- [Exercise details]: The records that follow are to be repeated without alteration.

— start Data for this exercise —

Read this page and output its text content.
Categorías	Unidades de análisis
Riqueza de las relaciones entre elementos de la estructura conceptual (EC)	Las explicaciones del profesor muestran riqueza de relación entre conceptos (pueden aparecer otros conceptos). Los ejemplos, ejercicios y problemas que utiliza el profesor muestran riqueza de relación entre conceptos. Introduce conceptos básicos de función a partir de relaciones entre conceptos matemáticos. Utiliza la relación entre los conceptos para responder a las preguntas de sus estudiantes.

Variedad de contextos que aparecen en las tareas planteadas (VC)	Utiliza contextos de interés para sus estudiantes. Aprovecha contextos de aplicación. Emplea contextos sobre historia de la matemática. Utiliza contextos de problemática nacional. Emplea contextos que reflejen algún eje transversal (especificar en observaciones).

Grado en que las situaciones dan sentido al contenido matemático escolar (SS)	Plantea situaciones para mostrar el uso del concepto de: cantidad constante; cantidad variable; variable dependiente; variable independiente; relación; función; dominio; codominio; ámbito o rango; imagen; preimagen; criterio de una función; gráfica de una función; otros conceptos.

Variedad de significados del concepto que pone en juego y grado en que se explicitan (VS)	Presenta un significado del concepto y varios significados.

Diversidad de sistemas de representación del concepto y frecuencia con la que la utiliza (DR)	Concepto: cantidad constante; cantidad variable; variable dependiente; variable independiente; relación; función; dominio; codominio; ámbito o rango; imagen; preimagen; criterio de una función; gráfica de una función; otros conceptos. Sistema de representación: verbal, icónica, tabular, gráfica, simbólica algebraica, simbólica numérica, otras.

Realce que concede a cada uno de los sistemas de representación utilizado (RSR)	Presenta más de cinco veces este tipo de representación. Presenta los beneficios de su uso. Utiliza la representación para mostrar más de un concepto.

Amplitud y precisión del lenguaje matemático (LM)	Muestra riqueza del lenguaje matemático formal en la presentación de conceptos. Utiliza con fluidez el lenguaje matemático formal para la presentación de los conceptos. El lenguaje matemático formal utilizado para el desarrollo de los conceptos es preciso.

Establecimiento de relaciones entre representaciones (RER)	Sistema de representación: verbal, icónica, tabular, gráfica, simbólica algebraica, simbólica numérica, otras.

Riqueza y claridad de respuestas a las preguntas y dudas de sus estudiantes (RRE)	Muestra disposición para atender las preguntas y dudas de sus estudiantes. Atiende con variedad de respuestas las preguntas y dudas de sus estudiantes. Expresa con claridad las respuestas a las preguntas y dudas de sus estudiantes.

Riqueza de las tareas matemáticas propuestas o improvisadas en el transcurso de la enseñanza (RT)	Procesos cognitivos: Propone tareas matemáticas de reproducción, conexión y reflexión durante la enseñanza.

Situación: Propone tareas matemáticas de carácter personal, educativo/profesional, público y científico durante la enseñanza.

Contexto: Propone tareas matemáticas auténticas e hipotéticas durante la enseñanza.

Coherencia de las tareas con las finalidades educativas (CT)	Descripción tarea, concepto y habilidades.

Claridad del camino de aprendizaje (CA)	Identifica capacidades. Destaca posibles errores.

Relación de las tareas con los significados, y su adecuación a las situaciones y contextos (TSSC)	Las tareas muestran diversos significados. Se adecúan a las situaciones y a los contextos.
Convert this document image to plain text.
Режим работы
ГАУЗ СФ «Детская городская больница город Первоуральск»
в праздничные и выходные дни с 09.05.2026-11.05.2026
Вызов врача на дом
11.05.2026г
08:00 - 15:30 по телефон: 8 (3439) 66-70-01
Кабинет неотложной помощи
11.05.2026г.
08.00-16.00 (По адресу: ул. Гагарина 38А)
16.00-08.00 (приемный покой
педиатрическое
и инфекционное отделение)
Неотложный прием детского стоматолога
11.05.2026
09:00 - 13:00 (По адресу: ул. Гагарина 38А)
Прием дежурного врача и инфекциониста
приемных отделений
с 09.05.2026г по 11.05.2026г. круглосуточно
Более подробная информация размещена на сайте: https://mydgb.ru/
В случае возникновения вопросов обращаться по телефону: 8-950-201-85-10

— end Data for this exercise —

- [Answer below]:
Read this page and output its text content.
Categorías	Unidades de análisis
Riqueza de las relaciones entre elementos de la estructura conceptual (EC)	Las explicaciones del profesor muestran riqueza de relación entre conceptos (pueden aparecer otros conceptos). Los ejemplos, ejercicios y problemas que utiliza el profesor muestran riqueza de relación entre conceptos. Introduce conceptos básicos de función a partir de relaciones entre conceptos matemáticos. Utiliza la relación entre los conceptos para responder a las preguntas de sus estudiantes.

Variedad de contextos que aparecen en las tareas planteadas (VC)	Utiliza contextos de interés para sus estudiantes. Aprovecha contextos de aplicación. Emplea contextos sobre historia de la matemática. Utiliza contextos de problemática nacional. Emplea contextos que reflejen algún eje transversal (especificar en observaciones).

Grado en que las situaciones dan sentido al contenido matemático escolar (SS)	Plantea situaciones para mostrar el uso del concepto de: cantidad constante; cantidad variable; variable dependiente; variable independiente; relación; función; dominio; codominio; ámbito o rango; imagen; preimagen; criterio de una función; gráfica de una función; otros conceptos.

Variedad de significados del concepto que pone en juego y grado en que se explicitan (VS)	Presenta un significado del concepto y varios significados.

Diversidad de sistemas de representación del concepto y frecuencia con la que la utiliza (DR)	Concepto: cantidad constante; cantidad variable; variable dependiente; variable independiente; relación; función; dominio; codominio; ámbito o rango; imagen; preimagen; criterio de una función; gráfica de una función; otros conceptos. Sistema de representación: verbal, icónica, tabular, gráfica, simbólica algebraica, simbólica numérica, otras.

Realce que concede a cada uno de los sistemas de representación utilizado (RSR)	Presenta más de cinco veces este tipo de representación. Presenta los beneficios de su uso. Utiliza la representación para mostrar más de un concepto.

Amplitud y precisión del lenguaje matemático (LM)	Muestra riqueza del lenguaje matemático formal en la presentación de conceptos. Utiliza con fluidez el lenguaje matemático formal para la presentación de los conceptos. El lenguaje matemático formal utilizado para el desarrollo de los conceptos es preciso.

Establecimiento de relaciones entre representaciones (RER)	Sistema de representación: verbal, icónica, tabular, gráfica, simbólica algebraica, simbólica numérica, otras.

Riqueza y claridad de respuestas a las preguntas y dudas de sus estudiantes (RRE)	Muestra disposición para atender las preguntas y dudas de sus estudiantes. Atiende con variedad de respuestas las preguntas y dudas de sus estudiantes. Expresa con claridad las respuestas a las preguntas y dudas de sus estudiantes.

Riqueza de las tareas matemáticas propuestas o improvisadas en el transcurso de la enseñanza (RT)	Procesos cognitivos: Propone tareas matemáticas de reproducción, conexión y reflexión durante la enseñanza.

Situación: Propone tareas matemáticas de carácter personal, educativo/profesional, público y científico durante la enseñanza.

Contexto: Propone tareas matemáticas auténticas e hipotéticas durante la enseñanza.

Coherencia de las tareas con las finalidades educativas (CT)	Descripción tarea, concepto y habilidades.

Claridad del camino de aprendizaje (CA)	Identifica capacidades. Destaca posibles errores.

Relación de las tareas con los significados, y su adecuación a las situaciones y contextos (TSSC)	Las tareas muestran diversos significados. Se adecúan a las situaciones y a los contextos.
Convert this document image to plain text.
Режим работы
ГАУЗ СФ «Детская городская больница город Первоуральск»
в праздничные и выходные дни с 09.05.2026-11.05.2026
Вызов врача на дом
11.05.2026г
08:00 - 15:30 по телефон: 8 (3439) 66-70-01
Кабинет неотложной помощи
11.05.2026г.
08.00-16.00 (По адресу: ул. Гагарина 38А)
16.00-08.00 (приемный покой
педиатрическое
и инфекционное отделение)
Неотложный прием детского стоматолога
11.05.2026
09:00 - 13:00 (По адресу: ул. Гагарина 38А)
Прием дежурного врача и инфекциониста
приемных отделений
с 09.05.2026г по 11.05.2026г. круглосуточно
Более подробная информация размещена на сайте: https://mydgb.ru/
В случае возникновения вопросов обращаться по телефону: 8-950-201-85-10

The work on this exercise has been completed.